YOUR INSTRUCTIONS » Go through the entries and count the lines with the string "this" in them. Give only that number.

Data entries:
- - - -

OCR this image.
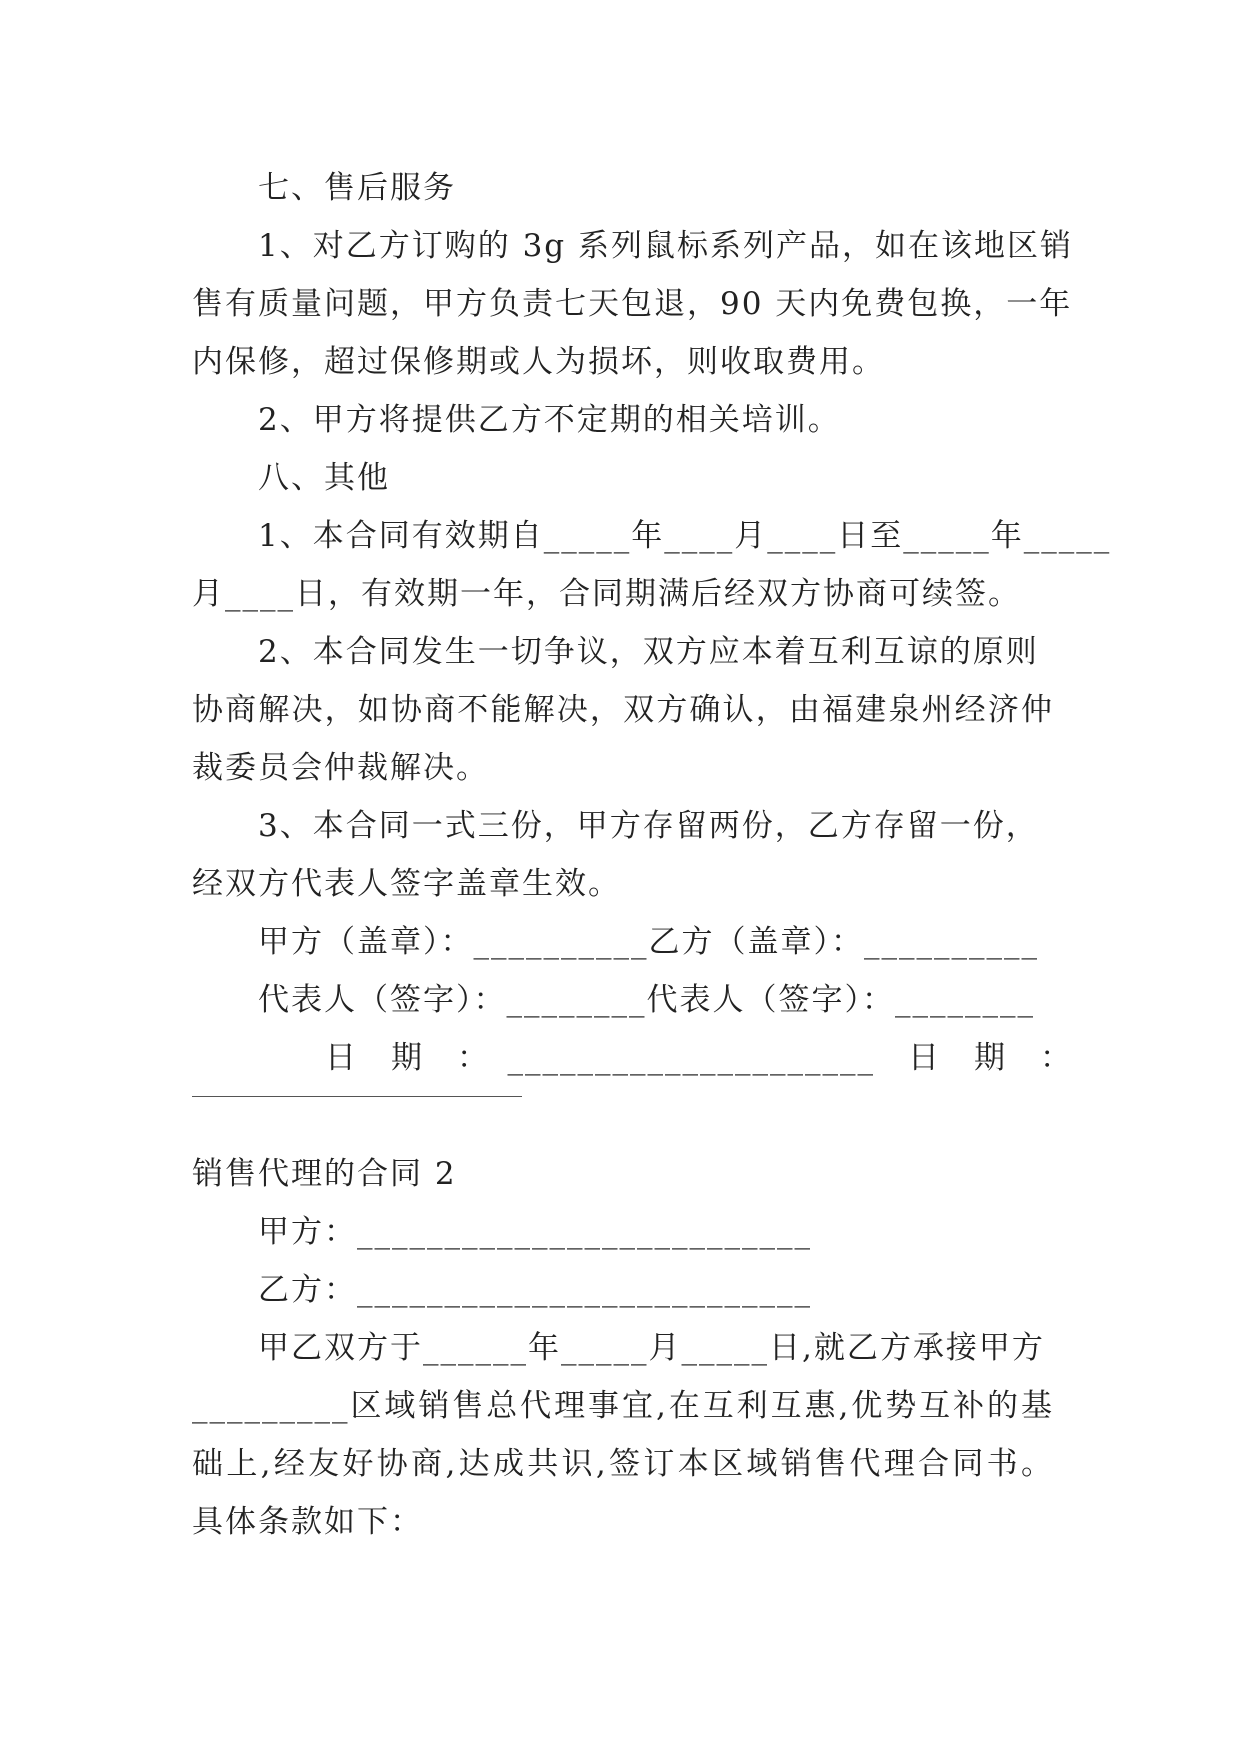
七、售后服务
1、对乙方订购的 3g 系列鼠标系列产品，如在该地区销
售有质量问题，甲方负责七天包退，90 天内免费包换，一年
内保修，超过保修期或人为损坏，则收取费用。
2、甲方将提供乙方不定期的相关培训。
八、其他
1、本合同有效期自_____年____月____日至_____年_____
月____日，有效期一年，合同期满后经双方协商可续签。
2、本合同发生一切争议，双方应本着互利互谅的原则
协商解决，如协商不能解决，双方确认，由福建泉州经济仲
裁委员会仲裁解决。
3、本合同一式三份，甲方存留两份，乙方存留一份，
经双方代表人签字盖章生效。
甲方（盖章）：__________乙方（盖章）：__________
代表人（签字）：________代表人（签字）：________
日　期　：　_____________________　日　期　：
销售代理的合同 2
甲方：__________________________
乙方：__________________________
甲乙双方于______年_____月_____日,就乙方承接甲方
_________区域销售总代理事宜,在互利互惠,优势互补的基
础上,经友好协商,达成共识,签订本区域销售代理合同书。
具体条款如下：
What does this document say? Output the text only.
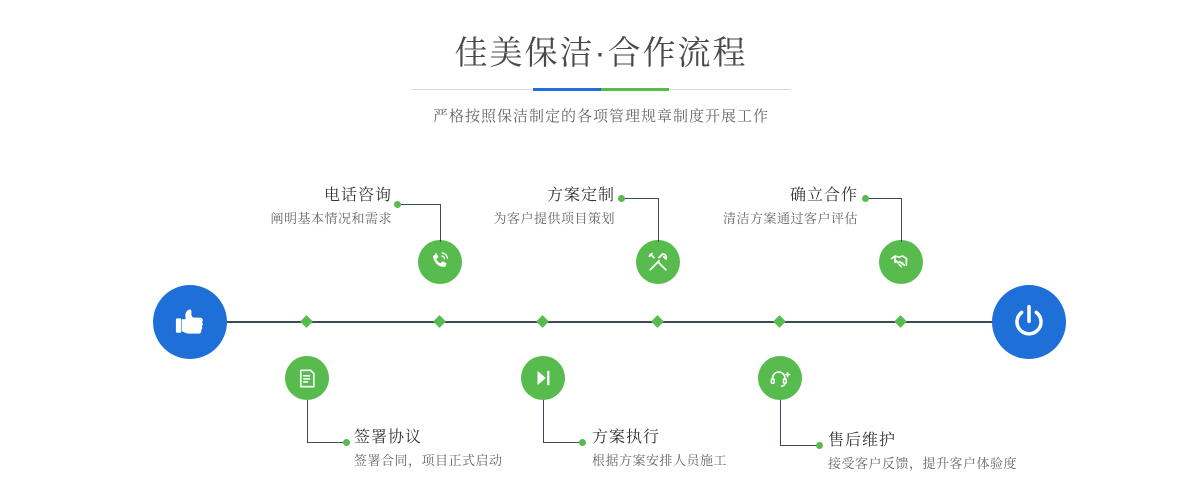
佳美保洁·合作流程
严格按照保洁制定的各项管理规章制度开展工作
电话咨询
阐明基本情况和需求
签署协议
签署合同，项目正式启动
方案定制
为客户提供项目策划
方案执行
根据方案安排人员施工
确立合作
清洁方案通过客户评估
售后维护
接受客户反馈，提升客户体验度
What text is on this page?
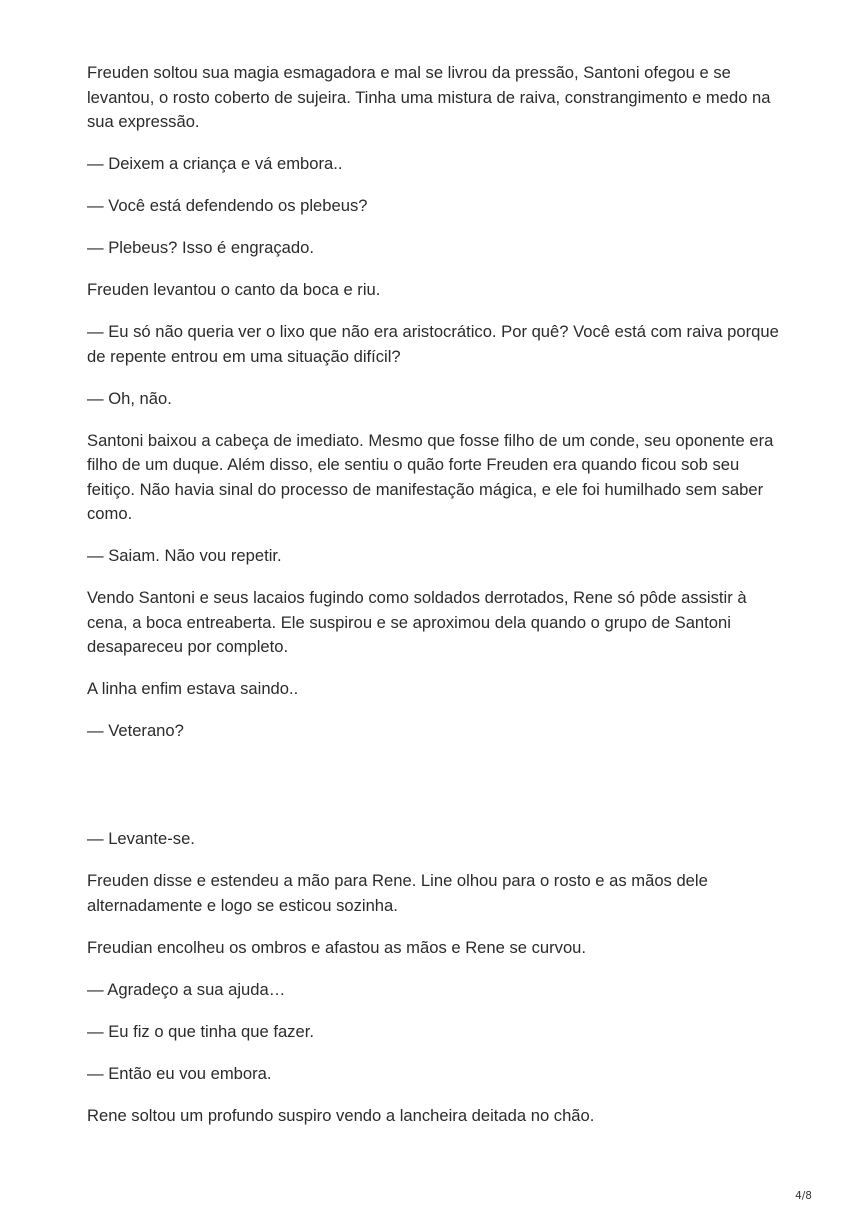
Freuden soltou sua magia esmagadora e mal se livrou da pressão, Santoni ofegou e se levantou, o rosto coberto de sujeira. Tinha uma mistura de raiva, constrangimento e medo na sua expressão.

— Deixem a criança e vá embora..

— Você está defendendo os plebeus?

— Plebeus? Isso é engraçado.

Freuden levantou o canto da boca e riu.

— Eu só não queria ver o lixo que não era aristocrático. Por quê? Você está com raiva porque de repente entrou em uma situação difícil?

— Oh, não.

Santoni baixou a cabeça de imediato. Mesmo que fosse filho de um conde, seu oponente era filho de um duque. Além disso, ele sentiu o quão forte Freuden era quando ficou sob seu feitiço. Não havia sinal do processo de manifestação mágica, e ele foi humilhado sem saber como.

— Saiam. Não vou repetir.

Vendo Santoni e seus lacaios fugindo como soldados derrotados, Rene só pôde assistir à cena, a boca entreaberta. Ele suspirou e se aproximou dela quando o grupo de Santoni desapareceu por completo.

A linha enfim estava saindo..

— Veterano?

— Levante-se.

Freuden disse e estendeu a mão para Rene. Line olhou para o rosto e as mãos dele alternadamente e logo se esticou sozinha.

Freudian encolheu os ombros e afastou as mãos e Rene se curvou.

— Agradeço a sua ajuda…

— Eu fiz o que tinha que fazer.

— Então eu vou embora.

Rene soltou um profundo suspiro vendo a lancheira deitada no chão.

4/8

- - - -

FINAL ANSWER » 3